[Collected data entries]

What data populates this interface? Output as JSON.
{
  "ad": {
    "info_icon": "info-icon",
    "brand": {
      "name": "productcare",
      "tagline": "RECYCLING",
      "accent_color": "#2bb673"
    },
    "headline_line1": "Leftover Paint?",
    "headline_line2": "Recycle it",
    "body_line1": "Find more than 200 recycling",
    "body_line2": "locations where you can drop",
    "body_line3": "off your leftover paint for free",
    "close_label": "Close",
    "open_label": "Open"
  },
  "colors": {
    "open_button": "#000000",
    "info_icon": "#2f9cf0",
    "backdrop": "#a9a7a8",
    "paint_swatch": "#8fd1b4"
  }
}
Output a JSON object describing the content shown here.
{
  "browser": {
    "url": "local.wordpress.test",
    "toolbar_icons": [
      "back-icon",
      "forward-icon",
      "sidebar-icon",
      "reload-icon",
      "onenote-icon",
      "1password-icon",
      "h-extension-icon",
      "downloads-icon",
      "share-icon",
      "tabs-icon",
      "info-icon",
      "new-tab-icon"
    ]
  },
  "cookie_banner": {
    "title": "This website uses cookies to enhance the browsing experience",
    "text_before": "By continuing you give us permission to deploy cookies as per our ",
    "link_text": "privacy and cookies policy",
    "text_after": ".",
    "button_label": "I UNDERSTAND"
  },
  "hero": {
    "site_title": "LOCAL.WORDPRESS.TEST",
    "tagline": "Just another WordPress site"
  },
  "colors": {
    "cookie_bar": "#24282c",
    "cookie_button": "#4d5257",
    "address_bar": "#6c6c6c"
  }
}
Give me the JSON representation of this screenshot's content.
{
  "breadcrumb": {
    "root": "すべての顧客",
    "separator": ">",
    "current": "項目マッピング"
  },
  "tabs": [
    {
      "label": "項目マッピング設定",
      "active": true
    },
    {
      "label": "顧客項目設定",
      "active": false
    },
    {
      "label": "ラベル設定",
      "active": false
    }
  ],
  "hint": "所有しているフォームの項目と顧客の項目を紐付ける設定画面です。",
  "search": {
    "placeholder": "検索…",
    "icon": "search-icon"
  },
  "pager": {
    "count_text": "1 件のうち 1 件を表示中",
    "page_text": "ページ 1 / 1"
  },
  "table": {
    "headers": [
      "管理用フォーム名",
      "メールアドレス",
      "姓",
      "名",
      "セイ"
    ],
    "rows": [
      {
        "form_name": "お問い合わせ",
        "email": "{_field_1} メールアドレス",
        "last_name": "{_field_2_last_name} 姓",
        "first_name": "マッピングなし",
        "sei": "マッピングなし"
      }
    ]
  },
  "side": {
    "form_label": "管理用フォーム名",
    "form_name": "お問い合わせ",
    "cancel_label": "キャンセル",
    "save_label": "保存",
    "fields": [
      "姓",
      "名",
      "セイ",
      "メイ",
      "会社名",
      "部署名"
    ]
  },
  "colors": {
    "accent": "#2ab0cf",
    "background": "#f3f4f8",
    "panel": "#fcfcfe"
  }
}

### Your instructions
Retype every record above exactly as it appears.

### Solution to this exercise
What data populates this interface? Output as JSON.
{
  "ad": {
    "info_icon": "info-icon",
    "brand": {
      "name": "productcare",
      "tagline": "RECYCLING",
      "accent_color": "#2bb673"
    },
    "headline_line1": "Leftover Paint?",
    "headline_line2": "Recycle it",
    "body_line1": "Find more than 200 recycling",
    "body_line2": "locations where you can drop",
    "body_line3": "off your leftover paint for free",
    "close_label": "Close",
    "open_label": "Open"
  },
  "colors": {
    "open_button": "#000000",
    "info_icon": "#2f9cf0",
    "backdrop": "#a9a7a8",
    "paint_swatch": "#8fd1b4"
  }
}
Output a JSON object describing the content shown here.
{
  "browser": {
    "url": "local.wordpress.test",
    "toolbar_icons": [
      "back-icon",
      "forward-icon",
      "sidebar-icon",
      "reload-icon",
      "onenote-icon",
      "1password-icon",
      "h-extension-icon",
      "downloads-icon",
      "share-icon",
      "tabs-icon",
      "info-icon",
      "new-tab-icon"
    ]
  },
  "cookie_banner": {
    "title": "This website uses cookies to enhance the browsing experience",
    "text_before": "By continuing you give us permission to deploy cookies as per our ",
    "link_text": "privacy and cookies policy",
    "text_after": ".",
    "button_label": "I UNDERSTAND"
  },
  "hero": {
    "site_title": "LOCAL.WORDPRESS.TEST",
    "tagline": "Just another WordPress site"
  },
  "colors": {
    "cookie_bar": "#24282c",
    "cookie_button": "#4d5257",
    "address_bar": "#6c6c6c"
  }
}
Give me the JSON representation of this screenshot's content.
{
  "breadcrumb": {
    "root": "すべての顧客",
    "separator": ">",
    "current": "項目マッピング"
  },
  "tabs": [
    {
      "label": "項目マッピング設定",
      "active": true
    },
    {
      "label": "顧客項目設定",
      "active": false
    },
    {
      "label": "ラベル設定",
      "active": false
    }
  ],
  "hint": "所有しているフォームの項目と顧客の項目を紐付ける設定画面です。",
  "search": {
    "placeholder": "検索…",
    "icon": "search-icon"
  },
  "pager": {
    "count_text": "1 件のうち 1 件を表示中",
    "page_text": "ページ 1 / 1"
  },
  "table": {
    "headers": [
      "管理用フォーム名",
      "メールアドレス",
      "姓",
      "名",
      "セイ"
    ],
    "rows": [
      {
        "form_name": "お問い合わせ",
        "email": "{_field_1} メールアドレス",
        "last_name": "{_field_2_last_name} 姓",
        "first_name": "マッピングなし",
        "sei": "マッピングなし"
      }
    ]
  },
  "side": {
    "form_label": "管理用フォーム名",
    "form_name": "お問い合わせ",
    "cancel_label": "キャンセル",
    "save_label": "保存",
    "fields": [
      "姓",
      "名",
      "セイ",
      "メイ",
      "会社名",
      "部署名"
    ]
  },
  "colors": {
    "accent": "#2ab0cf",
    "background": "#f3f4f8",
    "panel": "#fcfcfe"
  }
}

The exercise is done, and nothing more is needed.